• Records for processing
+++
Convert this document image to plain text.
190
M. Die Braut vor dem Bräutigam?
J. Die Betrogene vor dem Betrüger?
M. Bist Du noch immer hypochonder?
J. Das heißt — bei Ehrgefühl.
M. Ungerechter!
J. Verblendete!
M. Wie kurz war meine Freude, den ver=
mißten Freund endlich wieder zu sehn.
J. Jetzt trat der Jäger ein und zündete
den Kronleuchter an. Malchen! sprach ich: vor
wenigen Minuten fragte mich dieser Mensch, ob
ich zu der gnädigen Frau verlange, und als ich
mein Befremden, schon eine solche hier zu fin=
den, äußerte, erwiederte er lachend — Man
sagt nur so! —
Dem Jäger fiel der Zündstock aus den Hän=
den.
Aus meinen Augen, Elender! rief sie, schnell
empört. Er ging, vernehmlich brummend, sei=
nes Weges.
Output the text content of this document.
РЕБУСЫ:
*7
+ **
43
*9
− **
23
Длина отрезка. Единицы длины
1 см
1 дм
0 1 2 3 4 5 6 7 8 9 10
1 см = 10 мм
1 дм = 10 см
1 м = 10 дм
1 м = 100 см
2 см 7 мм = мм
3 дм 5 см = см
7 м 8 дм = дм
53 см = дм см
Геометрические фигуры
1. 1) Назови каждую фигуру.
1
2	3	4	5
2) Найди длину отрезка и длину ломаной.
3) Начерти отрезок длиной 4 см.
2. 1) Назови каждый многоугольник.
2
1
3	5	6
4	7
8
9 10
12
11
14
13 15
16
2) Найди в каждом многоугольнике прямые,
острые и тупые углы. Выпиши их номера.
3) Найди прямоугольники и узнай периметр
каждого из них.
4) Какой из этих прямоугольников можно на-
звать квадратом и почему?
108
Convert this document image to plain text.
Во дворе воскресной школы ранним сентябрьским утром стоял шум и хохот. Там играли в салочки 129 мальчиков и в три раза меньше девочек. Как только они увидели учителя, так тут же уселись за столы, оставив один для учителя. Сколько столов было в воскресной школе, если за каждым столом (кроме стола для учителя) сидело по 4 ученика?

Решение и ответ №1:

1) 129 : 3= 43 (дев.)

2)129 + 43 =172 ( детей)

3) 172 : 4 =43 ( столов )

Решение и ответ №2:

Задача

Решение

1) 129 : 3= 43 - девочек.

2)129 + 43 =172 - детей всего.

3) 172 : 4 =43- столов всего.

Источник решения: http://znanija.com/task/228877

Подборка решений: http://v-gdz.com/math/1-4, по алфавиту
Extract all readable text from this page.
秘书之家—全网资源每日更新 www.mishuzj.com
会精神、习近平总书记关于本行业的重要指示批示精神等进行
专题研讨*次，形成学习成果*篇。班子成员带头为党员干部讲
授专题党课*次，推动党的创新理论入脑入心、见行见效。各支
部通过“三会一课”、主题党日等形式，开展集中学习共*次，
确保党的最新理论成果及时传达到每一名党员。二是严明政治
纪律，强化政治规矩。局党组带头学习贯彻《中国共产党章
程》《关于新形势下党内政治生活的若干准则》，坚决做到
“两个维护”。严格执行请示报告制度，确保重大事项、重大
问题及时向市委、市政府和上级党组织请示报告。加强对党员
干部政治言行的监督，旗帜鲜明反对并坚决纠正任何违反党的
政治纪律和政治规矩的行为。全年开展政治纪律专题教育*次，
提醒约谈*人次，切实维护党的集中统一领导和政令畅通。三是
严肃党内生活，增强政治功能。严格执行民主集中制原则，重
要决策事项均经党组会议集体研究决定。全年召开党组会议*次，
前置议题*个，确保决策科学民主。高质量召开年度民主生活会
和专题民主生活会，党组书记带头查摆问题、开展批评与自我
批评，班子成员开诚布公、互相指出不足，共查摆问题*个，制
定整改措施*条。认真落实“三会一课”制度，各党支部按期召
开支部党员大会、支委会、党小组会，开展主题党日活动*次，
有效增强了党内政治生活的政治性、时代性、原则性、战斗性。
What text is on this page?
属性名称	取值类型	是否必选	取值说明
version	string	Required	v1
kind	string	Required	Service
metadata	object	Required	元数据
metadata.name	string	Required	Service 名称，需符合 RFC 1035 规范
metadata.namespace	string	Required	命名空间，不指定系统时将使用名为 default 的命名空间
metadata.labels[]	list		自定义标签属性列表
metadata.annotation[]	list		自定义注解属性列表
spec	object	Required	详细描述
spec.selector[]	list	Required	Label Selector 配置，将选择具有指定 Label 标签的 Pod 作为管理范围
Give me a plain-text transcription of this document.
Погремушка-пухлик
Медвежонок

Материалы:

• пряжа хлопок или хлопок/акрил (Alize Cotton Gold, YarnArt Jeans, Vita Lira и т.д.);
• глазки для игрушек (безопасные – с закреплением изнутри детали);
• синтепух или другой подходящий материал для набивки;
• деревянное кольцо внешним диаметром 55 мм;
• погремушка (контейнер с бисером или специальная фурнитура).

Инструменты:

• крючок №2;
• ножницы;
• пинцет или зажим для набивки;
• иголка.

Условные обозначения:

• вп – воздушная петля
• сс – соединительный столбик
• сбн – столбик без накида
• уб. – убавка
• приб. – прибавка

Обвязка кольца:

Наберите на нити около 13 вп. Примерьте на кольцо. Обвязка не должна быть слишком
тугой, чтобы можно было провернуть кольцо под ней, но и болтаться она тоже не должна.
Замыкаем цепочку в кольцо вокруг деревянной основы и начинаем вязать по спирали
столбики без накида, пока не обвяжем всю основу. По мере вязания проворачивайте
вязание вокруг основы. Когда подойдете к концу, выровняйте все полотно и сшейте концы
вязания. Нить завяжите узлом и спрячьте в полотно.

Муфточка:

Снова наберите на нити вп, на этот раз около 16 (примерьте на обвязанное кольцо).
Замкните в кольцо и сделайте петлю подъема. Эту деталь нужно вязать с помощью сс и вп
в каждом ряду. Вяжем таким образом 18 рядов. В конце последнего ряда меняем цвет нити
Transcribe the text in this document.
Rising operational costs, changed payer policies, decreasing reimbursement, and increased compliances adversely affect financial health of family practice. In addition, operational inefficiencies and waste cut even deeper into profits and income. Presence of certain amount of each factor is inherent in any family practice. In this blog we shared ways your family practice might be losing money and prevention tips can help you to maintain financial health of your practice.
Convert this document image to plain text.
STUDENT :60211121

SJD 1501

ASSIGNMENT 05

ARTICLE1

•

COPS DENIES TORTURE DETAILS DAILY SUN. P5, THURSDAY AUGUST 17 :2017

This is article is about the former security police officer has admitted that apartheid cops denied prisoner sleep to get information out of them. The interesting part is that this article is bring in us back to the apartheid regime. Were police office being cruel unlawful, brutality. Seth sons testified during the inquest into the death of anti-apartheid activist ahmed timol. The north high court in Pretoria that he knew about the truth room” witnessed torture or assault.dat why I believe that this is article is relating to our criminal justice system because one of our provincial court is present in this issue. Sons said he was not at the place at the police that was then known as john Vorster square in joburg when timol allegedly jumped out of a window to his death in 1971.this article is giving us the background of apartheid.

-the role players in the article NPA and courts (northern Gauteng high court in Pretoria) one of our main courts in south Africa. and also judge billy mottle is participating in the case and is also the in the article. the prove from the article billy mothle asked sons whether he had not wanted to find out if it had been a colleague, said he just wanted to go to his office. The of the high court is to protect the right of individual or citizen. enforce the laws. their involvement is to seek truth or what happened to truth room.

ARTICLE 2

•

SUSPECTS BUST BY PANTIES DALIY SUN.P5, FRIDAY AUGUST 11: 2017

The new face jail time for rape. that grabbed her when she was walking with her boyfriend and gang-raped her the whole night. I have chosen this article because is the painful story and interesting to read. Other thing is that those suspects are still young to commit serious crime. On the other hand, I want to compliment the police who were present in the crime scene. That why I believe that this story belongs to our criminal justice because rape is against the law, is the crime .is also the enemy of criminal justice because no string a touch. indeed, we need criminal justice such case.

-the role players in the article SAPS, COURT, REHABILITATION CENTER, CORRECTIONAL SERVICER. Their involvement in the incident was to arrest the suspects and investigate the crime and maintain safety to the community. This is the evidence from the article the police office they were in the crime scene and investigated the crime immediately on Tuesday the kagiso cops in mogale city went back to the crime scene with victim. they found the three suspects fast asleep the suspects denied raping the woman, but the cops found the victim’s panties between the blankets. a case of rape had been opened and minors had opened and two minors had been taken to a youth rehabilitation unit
+++
List all lines above in which the string "Найди" appears.

• Finished task
2) Найди длину отрезка и длину ломаной.
2) Найди в каждом многоугольнике прямые,
3) Найди прямоугольники и узнай периметр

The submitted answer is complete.